◆ **TASK INSTRUCTIONS**
Filter the entries that follow, copying every line in which the word "track" appears.

------------------------------------------------------------------------

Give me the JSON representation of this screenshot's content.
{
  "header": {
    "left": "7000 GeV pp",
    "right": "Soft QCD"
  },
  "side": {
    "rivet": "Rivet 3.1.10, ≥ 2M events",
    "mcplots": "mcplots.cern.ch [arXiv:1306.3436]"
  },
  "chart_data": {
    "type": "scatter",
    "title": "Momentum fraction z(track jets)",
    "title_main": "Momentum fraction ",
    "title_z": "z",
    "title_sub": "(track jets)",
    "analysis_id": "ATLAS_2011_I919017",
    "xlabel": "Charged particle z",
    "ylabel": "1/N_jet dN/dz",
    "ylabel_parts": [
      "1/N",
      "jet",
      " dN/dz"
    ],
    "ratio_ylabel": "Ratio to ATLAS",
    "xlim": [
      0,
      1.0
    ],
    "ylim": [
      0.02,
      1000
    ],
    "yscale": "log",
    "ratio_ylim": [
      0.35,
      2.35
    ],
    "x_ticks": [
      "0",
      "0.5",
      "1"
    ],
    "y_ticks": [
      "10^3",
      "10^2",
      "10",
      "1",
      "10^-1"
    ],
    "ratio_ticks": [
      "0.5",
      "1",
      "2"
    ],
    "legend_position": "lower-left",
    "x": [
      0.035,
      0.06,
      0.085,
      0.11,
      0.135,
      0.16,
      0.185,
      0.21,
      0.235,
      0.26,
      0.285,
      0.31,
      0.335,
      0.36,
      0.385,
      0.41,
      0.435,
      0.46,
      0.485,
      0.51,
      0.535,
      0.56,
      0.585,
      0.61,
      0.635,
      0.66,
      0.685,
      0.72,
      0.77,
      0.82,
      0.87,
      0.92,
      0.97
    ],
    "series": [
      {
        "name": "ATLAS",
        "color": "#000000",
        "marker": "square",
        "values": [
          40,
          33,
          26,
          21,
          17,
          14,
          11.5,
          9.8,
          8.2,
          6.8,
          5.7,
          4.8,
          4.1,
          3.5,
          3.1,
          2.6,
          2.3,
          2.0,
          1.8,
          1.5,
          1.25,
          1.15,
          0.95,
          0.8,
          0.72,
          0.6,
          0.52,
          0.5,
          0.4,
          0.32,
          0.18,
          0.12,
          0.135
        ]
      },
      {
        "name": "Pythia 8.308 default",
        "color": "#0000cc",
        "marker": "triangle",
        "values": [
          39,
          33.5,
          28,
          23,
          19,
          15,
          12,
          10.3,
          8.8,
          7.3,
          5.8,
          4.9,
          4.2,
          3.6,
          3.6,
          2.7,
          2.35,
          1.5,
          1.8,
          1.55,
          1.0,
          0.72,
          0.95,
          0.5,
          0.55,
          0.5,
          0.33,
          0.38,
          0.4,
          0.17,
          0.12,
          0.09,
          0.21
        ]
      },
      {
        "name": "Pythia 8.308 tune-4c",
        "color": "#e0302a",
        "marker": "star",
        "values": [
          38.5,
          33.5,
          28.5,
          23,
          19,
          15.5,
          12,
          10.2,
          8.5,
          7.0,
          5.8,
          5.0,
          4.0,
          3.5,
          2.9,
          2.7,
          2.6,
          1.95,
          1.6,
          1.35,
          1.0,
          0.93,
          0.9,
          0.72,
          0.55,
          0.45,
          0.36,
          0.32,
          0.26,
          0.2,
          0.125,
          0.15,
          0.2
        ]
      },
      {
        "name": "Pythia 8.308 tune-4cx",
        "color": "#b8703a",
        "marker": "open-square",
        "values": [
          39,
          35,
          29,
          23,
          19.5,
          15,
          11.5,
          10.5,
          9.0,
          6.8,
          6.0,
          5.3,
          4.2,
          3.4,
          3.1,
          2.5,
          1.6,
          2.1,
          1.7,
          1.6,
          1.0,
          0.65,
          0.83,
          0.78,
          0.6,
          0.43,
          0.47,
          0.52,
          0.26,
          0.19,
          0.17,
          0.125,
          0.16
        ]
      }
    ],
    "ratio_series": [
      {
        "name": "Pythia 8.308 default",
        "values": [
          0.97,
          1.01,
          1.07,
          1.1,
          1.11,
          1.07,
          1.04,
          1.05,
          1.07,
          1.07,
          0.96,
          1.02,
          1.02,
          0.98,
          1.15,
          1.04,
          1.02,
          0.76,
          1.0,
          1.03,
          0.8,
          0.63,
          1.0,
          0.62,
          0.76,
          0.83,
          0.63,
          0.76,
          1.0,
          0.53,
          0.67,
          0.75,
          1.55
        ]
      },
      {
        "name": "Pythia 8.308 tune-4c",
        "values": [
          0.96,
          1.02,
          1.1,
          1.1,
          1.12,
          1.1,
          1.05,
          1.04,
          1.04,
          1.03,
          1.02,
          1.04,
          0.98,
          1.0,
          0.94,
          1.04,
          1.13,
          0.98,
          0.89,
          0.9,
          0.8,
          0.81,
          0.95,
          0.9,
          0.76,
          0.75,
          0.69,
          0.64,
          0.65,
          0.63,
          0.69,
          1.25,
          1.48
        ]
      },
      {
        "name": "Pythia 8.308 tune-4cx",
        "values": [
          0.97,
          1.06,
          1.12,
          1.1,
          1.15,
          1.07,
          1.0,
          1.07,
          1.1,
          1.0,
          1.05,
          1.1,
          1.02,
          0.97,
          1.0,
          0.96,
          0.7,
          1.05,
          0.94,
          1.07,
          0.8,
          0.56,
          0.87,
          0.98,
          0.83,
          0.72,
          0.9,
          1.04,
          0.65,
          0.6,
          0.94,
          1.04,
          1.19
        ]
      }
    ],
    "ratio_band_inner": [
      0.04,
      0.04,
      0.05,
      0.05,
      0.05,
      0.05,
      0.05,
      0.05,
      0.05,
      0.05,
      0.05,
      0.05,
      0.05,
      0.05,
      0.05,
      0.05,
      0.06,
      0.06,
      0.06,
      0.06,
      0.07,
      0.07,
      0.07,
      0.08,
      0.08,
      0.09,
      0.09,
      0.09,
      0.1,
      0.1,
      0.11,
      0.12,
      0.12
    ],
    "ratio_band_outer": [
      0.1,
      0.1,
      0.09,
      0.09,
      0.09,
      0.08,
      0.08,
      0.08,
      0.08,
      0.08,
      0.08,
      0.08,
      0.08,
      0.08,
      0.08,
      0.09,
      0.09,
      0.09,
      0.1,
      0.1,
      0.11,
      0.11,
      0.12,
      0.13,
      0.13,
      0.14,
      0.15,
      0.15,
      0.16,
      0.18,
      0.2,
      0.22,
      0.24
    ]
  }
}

------------------------------------------------------------------------

◆ **RESPONSE TO THIS TASK**
    "title": "Momentum fraction z(track jets)",
    "title_sub": "(track jets)",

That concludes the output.